### Prompt
Each record must be reproduced exactly as it is shown.

(Dataset listings of figures)
==================================================

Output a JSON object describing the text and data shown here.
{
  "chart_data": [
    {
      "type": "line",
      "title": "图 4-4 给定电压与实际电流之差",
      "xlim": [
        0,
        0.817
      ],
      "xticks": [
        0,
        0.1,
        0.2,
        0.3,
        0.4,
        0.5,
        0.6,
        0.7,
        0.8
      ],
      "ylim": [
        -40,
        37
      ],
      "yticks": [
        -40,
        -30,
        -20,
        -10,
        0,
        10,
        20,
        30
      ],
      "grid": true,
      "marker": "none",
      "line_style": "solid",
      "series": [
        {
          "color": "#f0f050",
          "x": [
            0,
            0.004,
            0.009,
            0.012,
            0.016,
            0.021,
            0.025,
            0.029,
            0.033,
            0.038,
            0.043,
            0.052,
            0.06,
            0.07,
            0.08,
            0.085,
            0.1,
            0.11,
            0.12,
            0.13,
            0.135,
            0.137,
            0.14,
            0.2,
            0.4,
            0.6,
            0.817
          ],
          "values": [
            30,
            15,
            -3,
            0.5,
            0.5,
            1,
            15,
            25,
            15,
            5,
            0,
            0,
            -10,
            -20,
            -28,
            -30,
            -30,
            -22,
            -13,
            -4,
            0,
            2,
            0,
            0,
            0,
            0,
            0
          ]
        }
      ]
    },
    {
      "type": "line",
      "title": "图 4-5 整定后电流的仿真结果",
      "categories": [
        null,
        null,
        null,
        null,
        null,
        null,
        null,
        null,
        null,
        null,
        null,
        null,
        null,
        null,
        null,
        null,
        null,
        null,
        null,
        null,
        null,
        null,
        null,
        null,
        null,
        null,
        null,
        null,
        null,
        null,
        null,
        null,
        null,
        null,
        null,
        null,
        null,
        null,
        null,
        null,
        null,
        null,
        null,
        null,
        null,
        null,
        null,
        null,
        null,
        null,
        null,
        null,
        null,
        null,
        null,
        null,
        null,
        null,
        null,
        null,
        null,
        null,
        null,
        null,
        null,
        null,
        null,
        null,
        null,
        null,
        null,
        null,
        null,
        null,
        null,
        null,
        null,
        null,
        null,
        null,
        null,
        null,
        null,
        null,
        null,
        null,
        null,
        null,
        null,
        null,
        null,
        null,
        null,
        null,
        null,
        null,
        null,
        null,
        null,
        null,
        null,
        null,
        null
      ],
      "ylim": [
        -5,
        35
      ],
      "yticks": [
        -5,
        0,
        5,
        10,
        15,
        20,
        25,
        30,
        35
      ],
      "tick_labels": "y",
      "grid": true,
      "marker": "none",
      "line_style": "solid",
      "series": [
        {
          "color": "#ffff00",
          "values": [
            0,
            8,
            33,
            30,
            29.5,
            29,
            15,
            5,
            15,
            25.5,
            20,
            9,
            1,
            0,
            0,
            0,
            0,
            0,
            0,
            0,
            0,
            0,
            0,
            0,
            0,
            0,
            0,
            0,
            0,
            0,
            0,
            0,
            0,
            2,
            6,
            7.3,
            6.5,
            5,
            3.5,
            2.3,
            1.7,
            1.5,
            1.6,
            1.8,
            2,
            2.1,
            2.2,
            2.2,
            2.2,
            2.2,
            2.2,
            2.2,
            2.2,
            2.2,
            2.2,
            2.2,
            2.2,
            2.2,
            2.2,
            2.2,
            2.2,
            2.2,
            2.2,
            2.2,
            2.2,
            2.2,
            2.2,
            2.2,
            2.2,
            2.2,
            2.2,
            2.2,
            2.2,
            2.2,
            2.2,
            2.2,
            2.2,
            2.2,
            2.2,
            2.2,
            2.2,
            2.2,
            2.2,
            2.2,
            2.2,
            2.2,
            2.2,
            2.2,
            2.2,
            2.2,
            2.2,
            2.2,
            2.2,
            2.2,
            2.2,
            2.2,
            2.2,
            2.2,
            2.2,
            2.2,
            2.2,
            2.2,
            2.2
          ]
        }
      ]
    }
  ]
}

==================================================

### Written answer
Output a JSON object describing the text and data shown here.
{
  "chart_data": [
    {
      "type": "line",
      "title": "图 4-4 给定电压与实际电流之差",
      "xlim": [
        0,
        0.817
      ],
      "xticks": [
        0,
        0.1,
        0.2,
        0.3,
        0.4,
        0.5,
        0.6,
        0.7,
        0.8
      ],
      "ylim": [
        -40,
        37
      ],
      "yticks": [
        -40,
        -30,
        -20,
        -10,
        0,
        10,
        20,
        30
      ],
      "grid": true,
      "marker": "none",
      "line_style": "solid",
      "series": [
        {
          "color": "#f0f050",
          "x": [
            0,
            0.004,
            0.009,
            0.012,
            0.016,
            0.021,
            0.025,
            0.029,
            0.033,
            0.038,
            0.043,
            0.052,
            0.06,
            0.07,
            0.08,
            0.085,
            0.1,
            0.11,
            0.12,
            0.13,
            0.135,
            0.137,
            0.14,
            0.2,
            0.4,
            0.6,
            0.817
          ],
          "values": [
            30,
            15,
            -3,
            0.5,
            0.5,
            1,
            15,
            25,
            15,
            5,
            0,
            0,
            -10,
            -20,
            -28,
            -30,
            -30,
            -22,
            -13,
            -4,
            0,
            2,
            0,
            0,
            0,
            0,
            0
          ]
        }
      ]
    },
    {
      "type": "line",
      "title": "图 4-5 整定后电流的仿真结果",
      "categories": [
        null,
        null,
        null,
        null,
        null,
        null,
        null,
        null,
        null,
        null,
        null,
        null,
        null,
        null,
        null,
        null,
        null,
        null,
        null,
        null,
        null,
        null,
        null,
        null,
        null,
        null,
        null,
        null,
        null,
        null,
        null,
        null,
        null,
        null,
        null,
        null,
        null,
        null,
        null,
        null,
        null,
        null,
        null,
        null,
        null,
        null,
        null,
        null,
        null,
        null,
        null,
        null,
        null,
        null,
        null,
        null,
        null,
        null,
        null,
        null,
        null,
        null,
        null,
        null,
        null,
        null,
        null,
        null,
        null,
        null,
        null,
        null,
        null,
        null,
        null,
        null,
        null,
        null,
        null,
        null,
        null,
        null,
        null,
        null,
        null,
        null,
        null,
        null,
        null,
        null,
        null,
        null,
        null,
        null,
        null,
        null,
        null,
        null,
        null,
        null,
        null,
        null,
        null
      ],
      "ylim": [
        -5,
        35
      ],
      "yticks": [
        -5,
        0,
        5,
        10,
        15,
        20,
        25,
        30,
        35
      ],
      "tick_labels": "y",
      "grid": true,
      "marker": "none",
      "line_style": "solid",
      "series": [
        {
          "color": "#ffff00",
          "values": [
            0,
            8,
            33,
            30,
            29.5,
            29,
            15,
            5,
            15,
            25.5,
            20,
            9,
            1,
            0,
            0,
            0,
            0,
            0,
            0,
            0,
            0,
            0,
            0,
            0,
            0,
            0,
            0,
            0,
            0,
            0,
            0,
            0,
            0,
            2,
            6,
            7.3,
            6.5,
            5,
            3.5,
            2.3,
            1.7,
            1.5,
            1.6,
            1.8,
            2,
            2.1,
            2.2,
            2.2,
            2.2,
            2.2,
            2.2,
            2.2,
            2.2,
            2.2,
            2.2,
            2.2,
            2.2,
            2.2,
            2.2,
            2.2,
            2.2,
            2.2,
            2.2,
            2.2,
            2.2,
            2.2,
            2.2,
            2.2,
            2.2,
            2.2,
            2.2,
            2.2,
            2.2,
            2.2,
            2.2,
            2.2,
            2.2,
            2.2,
            2.2,
            2.2,
            2.2,
            2.2,
            2.2,
            2.2,
            2.2,
            2.2,
            2.2,
            2.2,
            2.2,
            2.2,
            2.2,
            2.2,
            2.2,
            2.2,
            2.2,
            2.2,
            2.2,
            2.2,
            2.2,
            2.2,
            2.2,
            2.2,
            2.2
          ]
        }
      ]
    }
  ]
}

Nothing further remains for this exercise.